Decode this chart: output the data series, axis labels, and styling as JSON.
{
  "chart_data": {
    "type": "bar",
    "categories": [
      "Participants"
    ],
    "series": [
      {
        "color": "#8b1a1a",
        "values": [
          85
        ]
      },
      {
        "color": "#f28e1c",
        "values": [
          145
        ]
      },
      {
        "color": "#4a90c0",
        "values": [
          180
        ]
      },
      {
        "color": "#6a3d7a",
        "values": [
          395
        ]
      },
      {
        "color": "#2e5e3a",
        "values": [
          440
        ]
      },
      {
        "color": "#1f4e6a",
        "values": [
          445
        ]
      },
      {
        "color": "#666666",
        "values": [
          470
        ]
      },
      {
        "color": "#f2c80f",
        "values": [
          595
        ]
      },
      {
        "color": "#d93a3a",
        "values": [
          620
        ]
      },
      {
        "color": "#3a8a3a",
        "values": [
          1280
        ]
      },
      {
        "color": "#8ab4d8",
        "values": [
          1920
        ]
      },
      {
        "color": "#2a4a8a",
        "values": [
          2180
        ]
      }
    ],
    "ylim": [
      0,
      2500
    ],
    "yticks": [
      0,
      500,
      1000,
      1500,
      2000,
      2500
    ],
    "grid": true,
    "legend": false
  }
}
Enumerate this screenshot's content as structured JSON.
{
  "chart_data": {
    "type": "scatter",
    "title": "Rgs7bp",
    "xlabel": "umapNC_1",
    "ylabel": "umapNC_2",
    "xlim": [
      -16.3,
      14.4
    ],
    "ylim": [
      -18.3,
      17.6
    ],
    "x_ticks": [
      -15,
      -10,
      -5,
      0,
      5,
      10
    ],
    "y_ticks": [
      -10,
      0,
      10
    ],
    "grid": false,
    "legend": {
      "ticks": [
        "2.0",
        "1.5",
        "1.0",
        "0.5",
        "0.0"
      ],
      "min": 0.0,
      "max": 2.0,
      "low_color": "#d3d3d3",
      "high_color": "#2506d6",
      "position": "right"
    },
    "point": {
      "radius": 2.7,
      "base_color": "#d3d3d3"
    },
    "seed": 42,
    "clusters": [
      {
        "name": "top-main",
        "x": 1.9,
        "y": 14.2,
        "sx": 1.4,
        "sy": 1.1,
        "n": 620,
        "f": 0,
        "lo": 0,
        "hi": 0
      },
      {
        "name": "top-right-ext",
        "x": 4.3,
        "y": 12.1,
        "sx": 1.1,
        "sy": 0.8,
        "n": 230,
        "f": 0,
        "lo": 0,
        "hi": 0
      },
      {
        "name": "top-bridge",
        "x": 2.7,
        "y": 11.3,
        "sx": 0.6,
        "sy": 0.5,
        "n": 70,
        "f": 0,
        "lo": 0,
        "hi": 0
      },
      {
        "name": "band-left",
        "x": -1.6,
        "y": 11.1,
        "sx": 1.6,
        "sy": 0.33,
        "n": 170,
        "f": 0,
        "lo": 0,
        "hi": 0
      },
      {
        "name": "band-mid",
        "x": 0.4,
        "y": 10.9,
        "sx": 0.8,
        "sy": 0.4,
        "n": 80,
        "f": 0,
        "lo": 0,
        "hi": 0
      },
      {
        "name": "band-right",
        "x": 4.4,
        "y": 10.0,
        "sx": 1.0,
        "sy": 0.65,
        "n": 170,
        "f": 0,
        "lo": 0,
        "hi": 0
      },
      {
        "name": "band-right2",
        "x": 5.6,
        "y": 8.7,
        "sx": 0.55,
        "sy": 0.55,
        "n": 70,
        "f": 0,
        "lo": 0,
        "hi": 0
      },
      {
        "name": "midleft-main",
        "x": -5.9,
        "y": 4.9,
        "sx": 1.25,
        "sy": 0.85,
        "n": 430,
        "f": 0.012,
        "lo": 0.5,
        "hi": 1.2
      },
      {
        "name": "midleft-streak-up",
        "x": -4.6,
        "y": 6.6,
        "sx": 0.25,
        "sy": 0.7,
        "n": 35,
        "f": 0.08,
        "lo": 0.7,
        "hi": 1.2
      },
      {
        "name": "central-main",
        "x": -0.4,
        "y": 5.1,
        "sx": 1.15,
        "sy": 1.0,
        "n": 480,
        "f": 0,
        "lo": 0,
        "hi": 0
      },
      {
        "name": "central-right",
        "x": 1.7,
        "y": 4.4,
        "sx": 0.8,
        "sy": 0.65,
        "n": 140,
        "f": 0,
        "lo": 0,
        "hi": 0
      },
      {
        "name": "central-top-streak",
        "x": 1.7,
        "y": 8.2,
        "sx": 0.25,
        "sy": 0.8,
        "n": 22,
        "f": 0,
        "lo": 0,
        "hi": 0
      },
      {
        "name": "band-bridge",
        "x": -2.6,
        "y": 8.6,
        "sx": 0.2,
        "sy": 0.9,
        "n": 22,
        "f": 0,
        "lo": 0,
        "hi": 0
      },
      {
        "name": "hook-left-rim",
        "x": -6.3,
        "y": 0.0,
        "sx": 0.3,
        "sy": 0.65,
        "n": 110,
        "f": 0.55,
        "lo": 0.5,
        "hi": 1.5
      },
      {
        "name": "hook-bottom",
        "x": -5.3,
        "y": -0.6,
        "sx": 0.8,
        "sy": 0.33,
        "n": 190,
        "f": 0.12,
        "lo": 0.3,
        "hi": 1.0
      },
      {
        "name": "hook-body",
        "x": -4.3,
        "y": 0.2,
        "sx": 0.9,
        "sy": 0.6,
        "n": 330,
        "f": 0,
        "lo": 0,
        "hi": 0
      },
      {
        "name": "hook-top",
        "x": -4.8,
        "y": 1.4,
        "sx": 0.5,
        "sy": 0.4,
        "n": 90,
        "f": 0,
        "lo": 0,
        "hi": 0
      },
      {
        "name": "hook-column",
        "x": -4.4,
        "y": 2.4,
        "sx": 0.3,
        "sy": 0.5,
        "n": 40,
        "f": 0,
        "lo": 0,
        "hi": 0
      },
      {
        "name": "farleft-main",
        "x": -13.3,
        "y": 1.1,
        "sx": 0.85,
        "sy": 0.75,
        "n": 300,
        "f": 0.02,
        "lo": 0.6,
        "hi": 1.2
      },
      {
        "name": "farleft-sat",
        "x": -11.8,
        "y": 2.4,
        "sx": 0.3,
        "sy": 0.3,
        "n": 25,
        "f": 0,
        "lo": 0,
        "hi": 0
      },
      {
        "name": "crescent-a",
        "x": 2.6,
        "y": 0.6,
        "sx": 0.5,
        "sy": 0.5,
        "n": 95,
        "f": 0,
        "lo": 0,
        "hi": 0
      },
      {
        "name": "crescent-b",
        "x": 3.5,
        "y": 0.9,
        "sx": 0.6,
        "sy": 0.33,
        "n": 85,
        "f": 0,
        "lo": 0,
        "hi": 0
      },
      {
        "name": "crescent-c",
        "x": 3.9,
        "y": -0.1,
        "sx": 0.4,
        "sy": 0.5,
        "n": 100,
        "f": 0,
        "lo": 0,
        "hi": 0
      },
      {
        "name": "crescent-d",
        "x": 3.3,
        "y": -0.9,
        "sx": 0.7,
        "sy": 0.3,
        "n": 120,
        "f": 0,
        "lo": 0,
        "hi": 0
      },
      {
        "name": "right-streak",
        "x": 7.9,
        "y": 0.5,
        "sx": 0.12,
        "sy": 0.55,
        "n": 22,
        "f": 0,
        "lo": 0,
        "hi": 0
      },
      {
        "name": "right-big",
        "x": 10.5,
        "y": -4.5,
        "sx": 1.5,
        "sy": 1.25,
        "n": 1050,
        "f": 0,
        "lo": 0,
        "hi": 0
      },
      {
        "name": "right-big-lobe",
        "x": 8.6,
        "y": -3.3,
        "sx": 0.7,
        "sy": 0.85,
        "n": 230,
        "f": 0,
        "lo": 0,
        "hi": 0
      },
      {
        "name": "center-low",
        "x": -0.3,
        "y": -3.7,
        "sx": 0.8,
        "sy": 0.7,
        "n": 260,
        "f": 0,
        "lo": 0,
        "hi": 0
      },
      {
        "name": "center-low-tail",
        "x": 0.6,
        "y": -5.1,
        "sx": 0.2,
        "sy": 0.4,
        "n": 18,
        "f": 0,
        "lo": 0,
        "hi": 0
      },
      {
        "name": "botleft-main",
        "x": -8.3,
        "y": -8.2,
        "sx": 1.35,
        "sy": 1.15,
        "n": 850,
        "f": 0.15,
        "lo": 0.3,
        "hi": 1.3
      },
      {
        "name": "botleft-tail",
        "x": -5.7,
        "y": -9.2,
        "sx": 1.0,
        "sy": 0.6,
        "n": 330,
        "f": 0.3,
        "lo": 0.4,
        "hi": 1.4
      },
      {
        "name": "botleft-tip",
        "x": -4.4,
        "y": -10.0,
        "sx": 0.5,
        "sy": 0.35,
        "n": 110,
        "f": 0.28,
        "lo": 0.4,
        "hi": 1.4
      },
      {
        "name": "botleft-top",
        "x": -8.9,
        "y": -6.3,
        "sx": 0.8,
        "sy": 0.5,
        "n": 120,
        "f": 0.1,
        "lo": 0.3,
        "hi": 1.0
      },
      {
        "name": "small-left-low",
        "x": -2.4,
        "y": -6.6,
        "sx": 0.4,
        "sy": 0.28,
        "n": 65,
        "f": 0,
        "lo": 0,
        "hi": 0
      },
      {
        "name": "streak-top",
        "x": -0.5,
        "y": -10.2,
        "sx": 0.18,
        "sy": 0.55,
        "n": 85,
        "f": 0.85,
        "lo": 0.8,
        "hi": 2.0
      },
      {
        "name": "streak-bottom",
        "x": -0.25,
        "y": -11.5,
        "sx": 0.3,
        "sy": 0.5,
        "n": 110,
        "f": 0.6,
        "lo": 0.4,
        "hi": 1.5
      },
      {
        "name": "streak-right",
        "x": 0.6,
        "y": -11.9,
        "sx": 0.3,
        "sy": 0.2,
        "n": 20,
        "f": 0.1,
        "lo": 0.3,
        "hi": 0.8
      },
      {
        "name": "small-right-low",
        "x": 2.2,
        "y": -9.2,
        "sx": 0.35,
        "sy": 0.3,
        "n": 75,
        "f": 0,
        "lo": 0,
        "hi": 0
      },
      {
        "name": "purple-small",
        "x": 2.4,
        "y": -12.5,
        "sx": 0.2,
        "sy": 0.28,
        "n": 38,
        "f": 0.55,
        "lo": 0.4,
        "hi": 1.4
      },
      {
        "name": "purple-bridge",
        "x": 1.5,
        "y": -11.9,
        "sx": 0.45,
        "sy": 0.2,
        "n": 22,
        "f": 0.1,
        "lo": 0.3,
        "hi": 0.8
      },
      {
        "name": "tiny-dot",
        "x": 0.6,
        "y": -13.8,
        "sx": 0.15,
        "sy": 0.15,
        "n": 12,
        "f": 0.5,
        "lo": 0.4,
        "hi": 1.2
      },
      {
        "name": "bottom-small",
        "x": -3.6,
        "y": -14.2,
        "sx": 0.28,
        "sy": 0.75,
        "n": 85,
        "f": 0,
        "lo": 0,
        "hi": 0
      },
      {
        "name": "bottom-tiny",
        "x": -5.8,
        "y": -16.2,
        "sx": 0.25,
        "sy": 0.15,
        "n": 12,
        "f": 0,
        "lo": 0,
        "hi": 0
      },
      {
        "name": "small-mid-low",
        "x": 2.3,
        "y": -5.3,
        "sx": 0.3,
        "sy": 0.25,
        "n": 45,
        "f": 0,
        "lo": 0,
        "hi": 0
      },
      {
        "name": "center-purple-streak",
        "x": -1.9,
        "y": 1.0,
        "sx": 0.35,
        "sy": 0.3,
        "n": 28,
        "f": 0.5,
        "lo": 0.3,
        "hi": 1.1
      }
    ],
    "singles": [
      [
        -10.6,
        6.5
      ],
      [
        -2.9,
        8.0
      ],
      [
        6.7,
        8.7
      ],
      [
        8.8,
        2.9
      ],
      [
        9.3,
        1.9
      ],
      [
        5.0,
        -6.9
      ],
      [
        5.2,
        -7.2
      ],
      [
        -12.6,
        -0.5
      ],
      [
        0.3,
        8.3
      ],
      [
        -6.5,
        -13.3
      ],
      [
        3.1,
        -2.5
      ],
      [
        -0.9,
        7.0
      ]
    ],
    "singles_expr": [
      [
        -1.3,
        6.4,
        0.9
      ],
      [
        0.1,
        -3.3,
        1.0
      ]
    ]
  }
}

+-------+

> _TASK INSTRUCTIONS_
Identify all lines in the records above with the word "midleft".

> _RESPONSE TO THE TASK_
        "name": "midleft-main",
        "name": "midleft-streak-up",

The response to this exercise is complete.